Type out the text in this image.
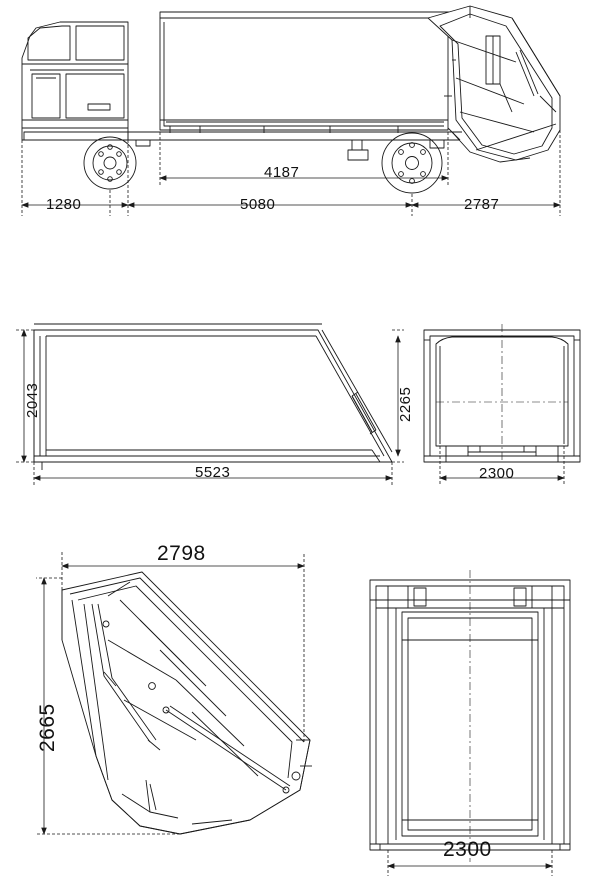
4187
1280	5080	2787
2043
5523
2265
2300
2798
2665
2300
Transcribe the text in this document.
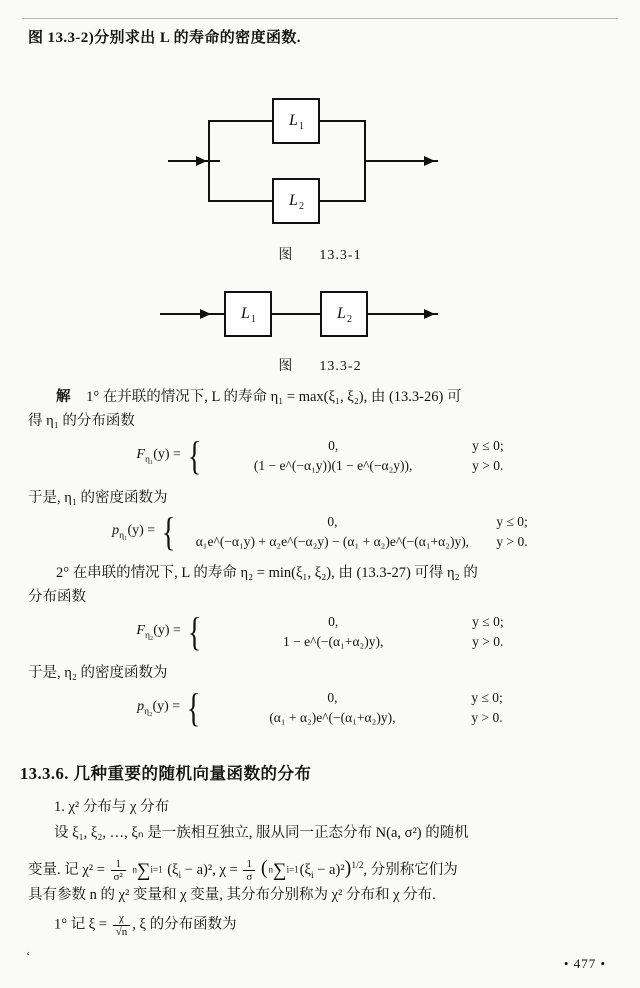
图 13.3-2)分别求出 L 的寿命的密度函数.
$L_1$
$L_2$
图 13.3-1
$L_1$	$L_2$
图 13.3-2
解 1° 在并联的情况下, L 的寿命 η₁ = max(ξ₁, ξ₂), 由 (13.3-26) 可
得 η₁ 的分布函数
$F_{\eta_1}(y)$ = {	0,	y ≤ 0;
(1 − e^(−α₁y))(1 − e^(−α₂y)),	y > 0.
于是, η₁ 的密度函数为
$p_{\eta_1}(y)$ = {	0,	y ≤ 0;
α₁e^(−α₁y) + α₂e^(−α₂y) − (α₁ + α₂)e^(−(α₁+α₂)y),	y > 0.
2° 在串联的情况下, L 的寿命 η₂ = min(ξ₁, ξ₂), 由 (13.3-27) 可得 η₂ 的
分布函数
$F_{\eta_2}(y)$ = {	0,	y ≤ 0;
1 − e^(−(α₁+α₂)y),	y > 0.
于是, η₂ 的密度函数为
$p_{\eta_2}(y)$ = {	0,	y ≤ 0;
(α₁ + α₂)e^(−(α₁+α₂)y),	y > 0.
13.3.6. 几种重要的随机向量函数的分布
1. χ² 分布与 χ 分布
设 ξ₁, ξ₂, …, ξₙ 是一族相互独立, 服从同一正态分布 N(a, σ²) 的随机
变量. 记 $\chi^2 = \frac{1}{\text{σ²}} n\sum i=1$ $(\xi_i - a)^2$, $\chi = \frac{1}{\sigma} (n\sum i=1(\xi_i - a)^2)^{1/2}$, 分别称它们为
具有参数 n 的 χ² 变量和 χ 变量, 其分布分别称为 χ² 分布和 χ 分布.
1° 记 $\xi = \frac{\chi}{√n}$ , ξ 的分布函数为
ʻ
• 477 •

= = =

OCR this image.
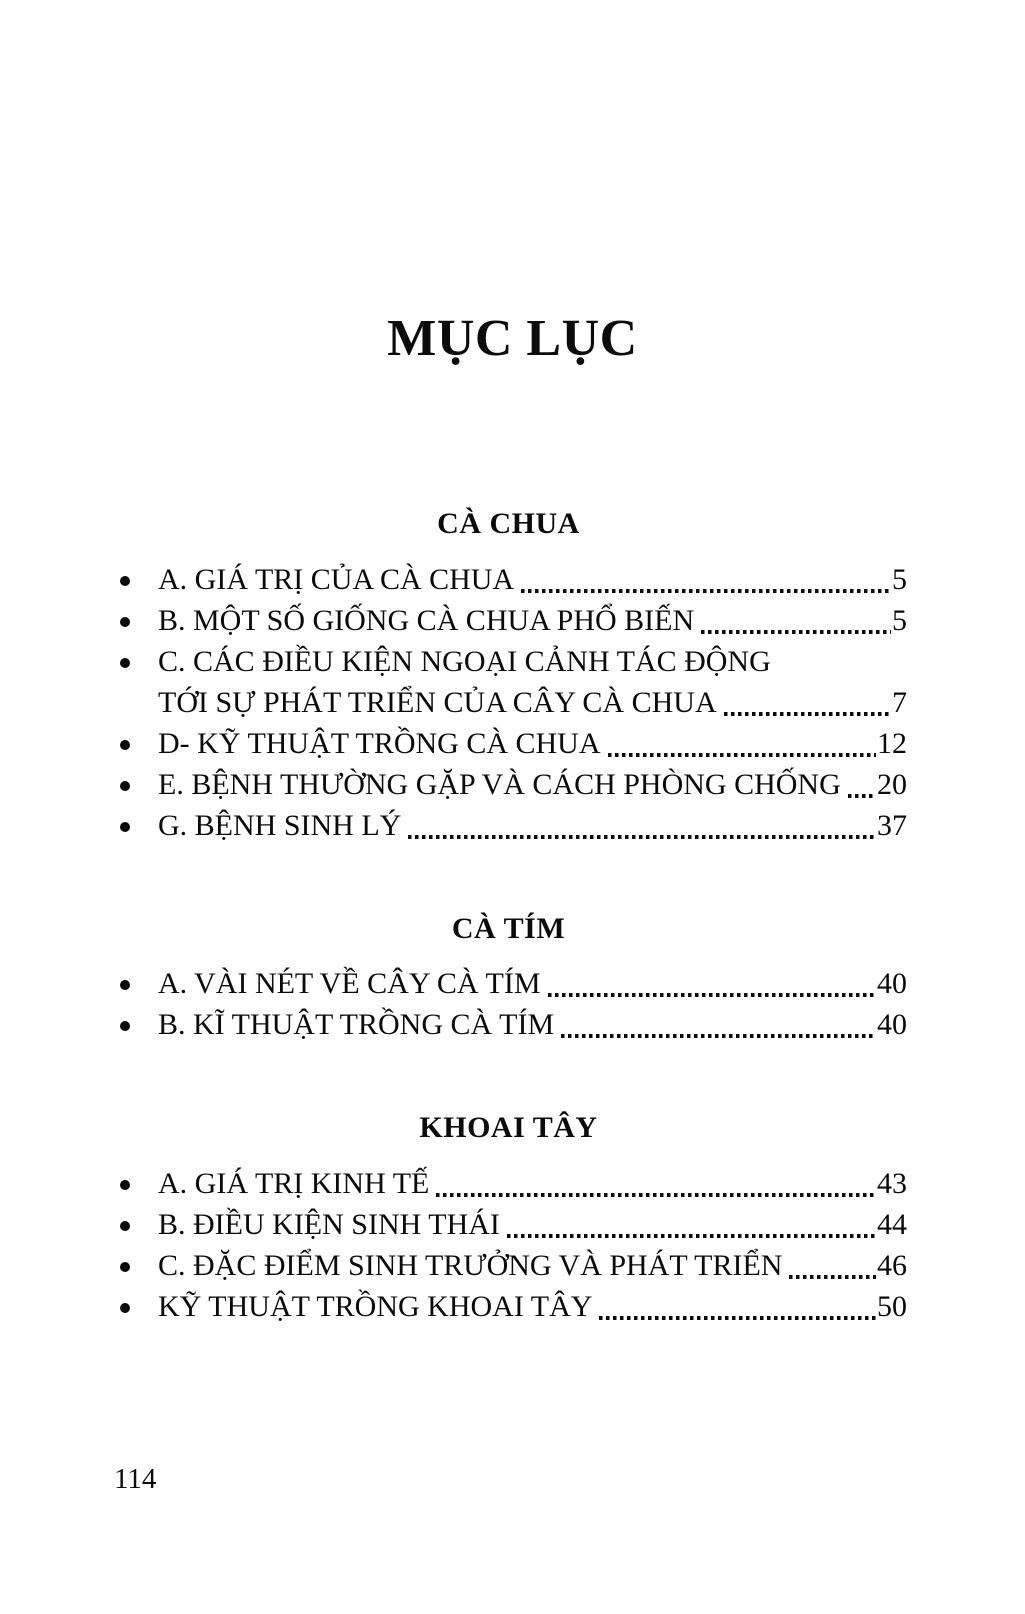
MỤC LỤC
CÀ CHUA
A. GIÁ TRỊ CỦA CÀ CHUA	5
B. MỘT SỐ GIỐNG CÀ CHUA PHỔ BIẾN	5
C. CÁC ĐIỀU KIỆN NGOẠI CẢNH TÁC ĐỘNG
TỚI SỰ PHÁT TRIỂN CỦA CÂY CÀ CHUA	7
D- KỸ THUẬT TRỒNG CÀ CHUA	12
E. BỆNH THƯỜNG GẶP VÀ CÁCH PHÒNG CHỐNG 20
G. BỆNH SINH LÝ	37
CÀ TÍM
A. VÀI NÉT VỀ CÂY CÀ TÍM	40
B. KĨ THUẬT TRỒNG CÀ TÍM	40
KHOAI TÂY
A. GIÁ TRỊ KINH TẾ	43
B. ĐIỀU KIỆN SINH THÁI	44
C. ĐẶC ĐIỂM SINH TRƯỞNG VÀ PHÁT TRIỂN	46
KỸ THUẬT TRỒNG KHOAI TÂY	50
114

= = =

Find all lines where the word "image" appears. Copy them.

SOLUTION TO THE PROBLEM:
Type out the text in this image.
OCR this image.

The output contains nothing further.